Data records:

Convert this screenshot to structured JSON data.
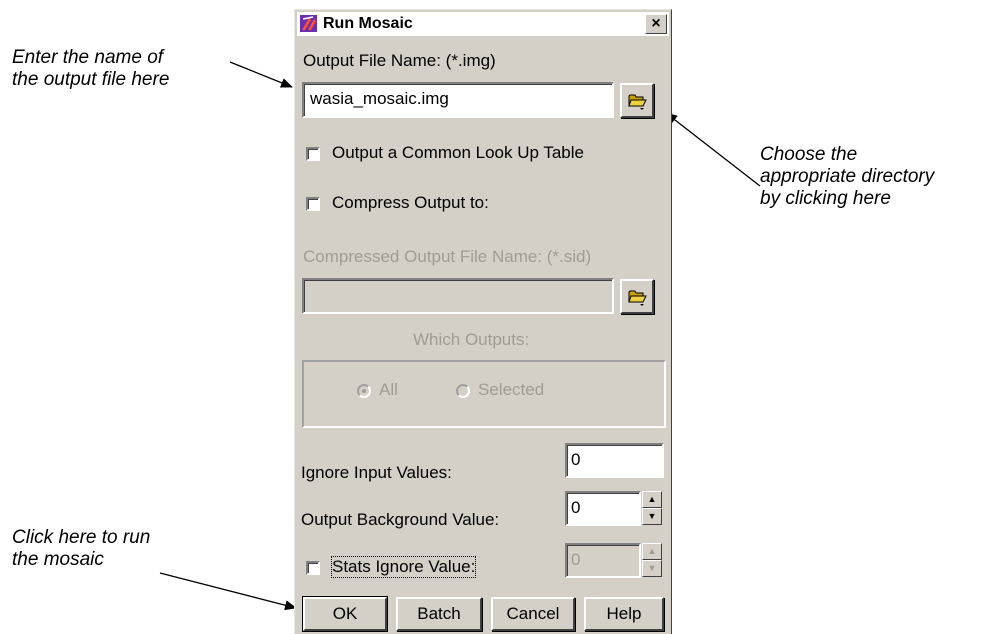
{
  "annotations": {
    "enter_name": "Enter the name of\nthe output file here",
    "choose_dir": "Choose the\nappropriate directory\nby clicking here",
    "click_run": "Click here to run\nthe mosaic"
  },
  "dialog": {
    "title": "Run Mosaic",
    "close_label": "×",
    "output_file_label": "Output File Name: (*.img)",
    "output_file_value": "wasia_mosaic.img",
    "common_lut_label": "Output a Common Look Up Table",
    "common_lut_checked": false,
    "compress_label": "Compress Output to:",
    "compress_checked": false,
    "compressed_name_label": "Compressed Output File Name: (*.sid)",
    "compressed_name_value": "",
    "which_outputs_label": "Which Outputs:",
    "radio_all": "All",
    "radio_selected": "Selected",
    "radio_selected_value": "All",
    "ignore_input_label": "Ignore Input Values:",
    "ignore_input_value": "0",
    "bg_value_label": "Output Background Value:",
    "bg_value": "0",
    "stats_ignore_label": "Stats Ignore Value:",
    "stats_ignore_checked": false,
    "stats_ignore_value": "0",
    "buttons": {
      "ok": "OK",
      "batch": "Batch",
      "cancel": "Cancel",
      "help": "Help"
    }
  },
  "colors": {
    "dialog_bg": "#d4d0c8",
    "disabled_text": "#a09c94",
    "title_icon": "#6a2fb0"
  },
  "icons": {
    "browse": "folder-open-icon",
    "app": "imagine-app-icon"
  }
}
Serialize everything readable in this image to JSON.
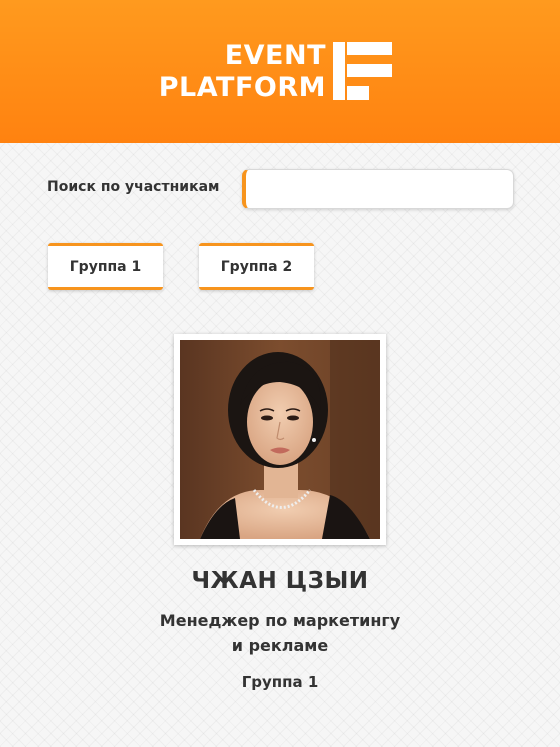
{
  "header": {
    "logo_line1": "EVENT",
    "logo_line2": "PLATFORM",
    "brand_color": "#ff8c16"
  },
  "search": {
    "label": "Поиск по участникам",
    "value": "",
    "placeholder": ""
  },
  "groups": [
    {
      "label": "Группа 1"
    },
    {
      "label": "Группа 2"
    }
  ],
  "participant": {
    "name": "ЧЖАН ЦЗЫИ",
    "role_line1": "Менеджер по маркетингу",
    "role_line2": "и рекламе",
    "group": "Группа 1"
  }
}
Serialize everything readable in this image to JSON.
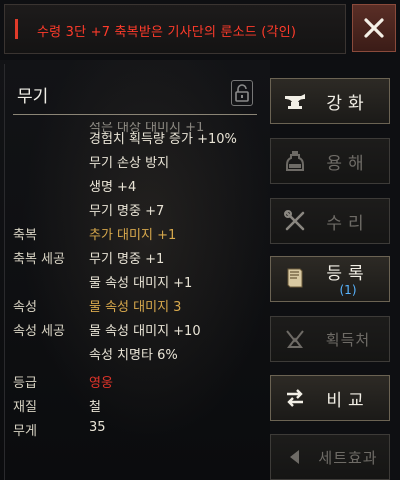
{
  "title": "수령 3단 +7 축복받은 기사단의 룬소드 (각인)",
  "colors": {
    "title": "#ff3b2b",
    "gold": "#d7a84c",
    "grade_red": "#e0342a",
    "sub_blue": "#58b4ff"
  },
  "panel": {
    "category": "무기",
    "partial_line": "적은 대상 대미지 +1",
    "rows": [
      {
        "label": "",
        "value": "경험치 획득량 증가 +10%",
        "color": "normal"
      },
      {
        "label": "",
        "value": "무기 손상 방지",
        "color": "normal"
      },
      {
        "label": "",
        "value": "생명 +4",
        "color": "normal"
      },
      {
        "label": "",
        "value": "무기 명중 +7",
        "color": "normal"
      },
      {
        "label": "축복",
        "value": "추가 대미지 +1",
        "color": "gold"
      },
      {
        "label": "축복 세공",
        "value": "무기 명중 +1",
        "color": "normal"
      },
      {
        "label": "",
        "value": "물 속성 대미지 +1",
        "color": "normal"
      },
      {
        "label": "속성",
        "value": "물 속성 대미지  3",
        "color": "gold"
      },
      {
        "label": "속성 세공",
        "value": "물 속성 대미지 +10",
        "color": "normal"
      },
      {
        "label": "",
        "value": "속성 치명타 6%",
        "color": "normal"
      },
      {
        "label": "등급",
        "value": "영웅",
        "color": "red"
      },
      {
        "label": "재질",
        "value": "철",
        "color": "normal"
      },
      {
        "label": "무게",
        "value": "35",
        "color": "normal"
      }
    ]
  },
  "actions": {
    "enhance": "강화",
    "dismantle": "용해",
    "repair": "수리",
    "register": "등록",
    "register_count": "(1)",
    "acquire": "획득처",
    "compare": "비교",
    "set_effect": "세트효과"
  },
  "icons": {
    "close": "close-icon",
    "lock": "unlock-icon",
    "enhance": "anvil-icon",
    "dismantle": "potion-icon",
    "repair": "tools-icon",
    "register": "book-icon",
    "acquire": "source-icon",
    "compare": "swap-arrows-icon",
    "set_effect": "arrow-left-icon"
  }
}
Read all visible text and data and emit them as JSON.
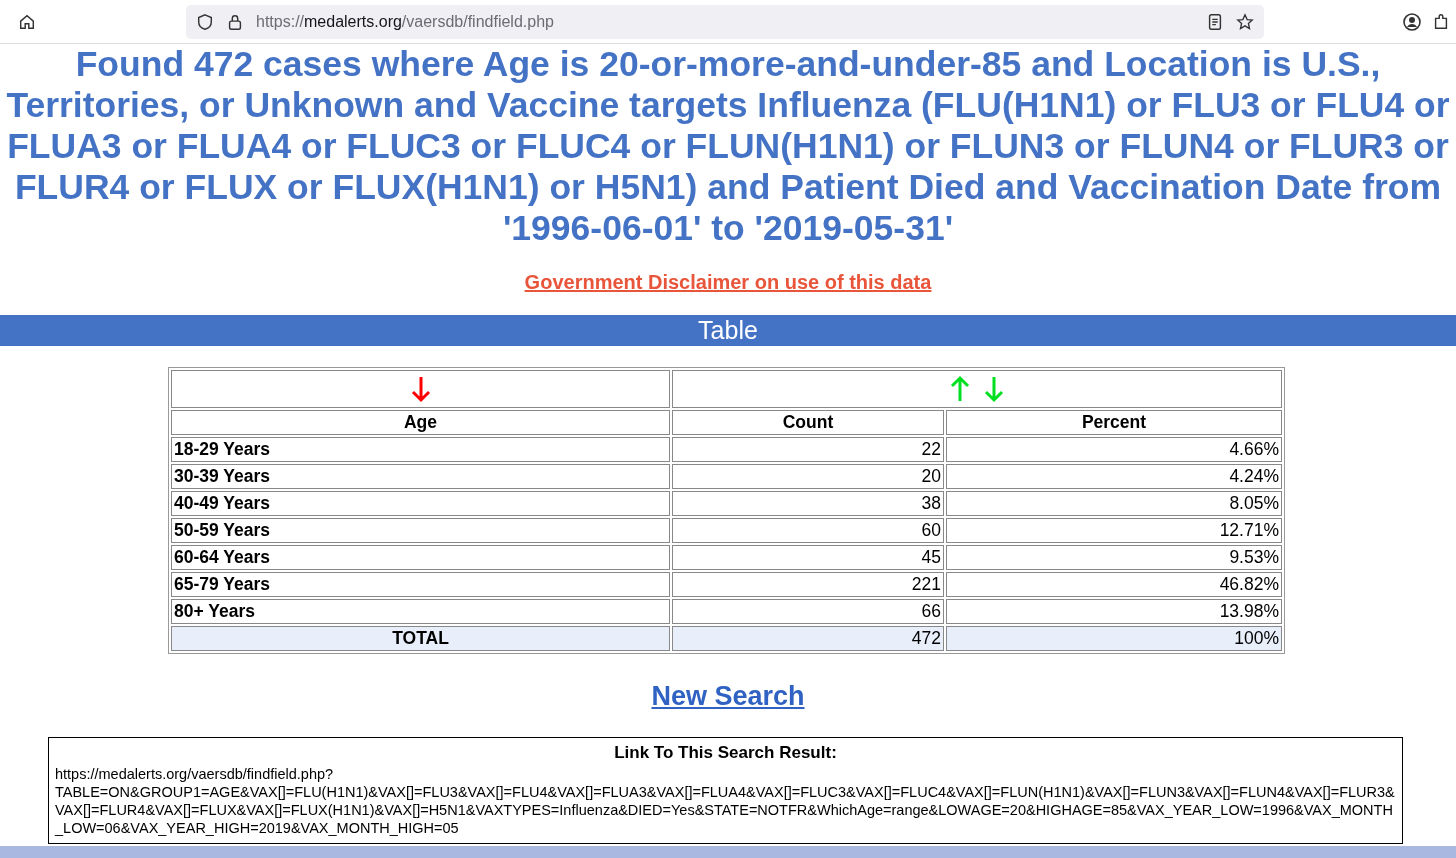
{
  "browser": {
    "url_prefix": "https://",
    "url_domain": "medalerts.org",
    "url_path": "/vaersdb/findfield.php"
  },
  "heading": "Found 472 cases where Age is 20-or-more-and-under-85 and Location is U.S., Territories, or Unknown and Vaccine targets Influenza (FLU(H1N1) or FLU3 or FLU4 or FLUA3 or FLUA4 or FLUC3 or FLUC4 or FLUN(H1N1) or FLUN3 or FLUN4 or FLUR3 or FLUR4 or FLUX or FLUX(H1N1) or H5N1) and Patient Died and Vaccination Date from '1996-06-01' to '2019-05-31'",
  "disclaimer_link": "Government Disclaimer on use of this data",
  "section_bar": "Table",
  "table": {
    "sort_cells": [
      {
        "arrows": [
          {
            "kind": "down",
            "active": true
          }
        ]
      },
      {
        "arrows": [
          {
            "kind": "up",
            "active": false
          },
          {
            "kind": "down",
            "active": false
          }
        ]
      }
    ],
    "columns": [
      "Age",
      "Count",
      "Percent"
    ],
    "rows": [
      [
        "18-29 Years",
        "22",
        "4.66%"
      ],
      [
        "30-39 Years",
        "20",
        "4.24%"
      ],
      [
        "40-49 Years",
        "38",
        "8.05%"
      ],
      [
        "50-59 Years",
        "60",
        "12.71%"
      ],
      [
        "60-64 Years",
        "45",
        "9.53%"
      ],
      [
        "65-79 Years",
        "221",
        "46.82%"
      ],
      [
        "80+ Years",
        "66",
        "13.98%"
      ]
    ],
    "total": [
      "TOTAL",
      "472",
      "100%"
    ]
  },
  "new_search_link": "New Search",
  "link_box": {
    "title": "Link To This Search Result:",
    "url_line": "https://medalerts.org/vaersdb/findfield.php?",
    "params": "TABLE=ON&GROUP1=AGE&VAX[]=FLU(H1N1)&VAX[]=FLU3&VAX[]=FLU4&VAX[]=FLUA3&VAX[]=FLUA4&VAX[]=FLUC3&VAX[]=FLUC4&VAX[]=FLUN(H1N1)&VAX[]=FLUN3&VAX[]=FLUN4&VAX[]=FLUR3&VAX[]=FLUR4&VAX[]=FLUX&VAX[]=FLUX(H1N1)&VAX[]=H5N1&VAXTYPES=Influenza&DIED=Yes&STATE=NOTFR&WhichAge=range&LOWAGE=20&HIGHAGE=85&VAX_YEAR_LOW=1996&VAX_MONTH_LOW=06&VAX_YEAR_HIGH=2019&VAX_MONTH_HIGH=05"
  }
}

• TASK BRIEF: Find the lines above that include the string "false" and copy them.

• SOLUTION BELOW:
    "common_lut_checked": false,
    "compress_checked": false,
    "stats_ignore_checked": false,
            "active": false
            "active": false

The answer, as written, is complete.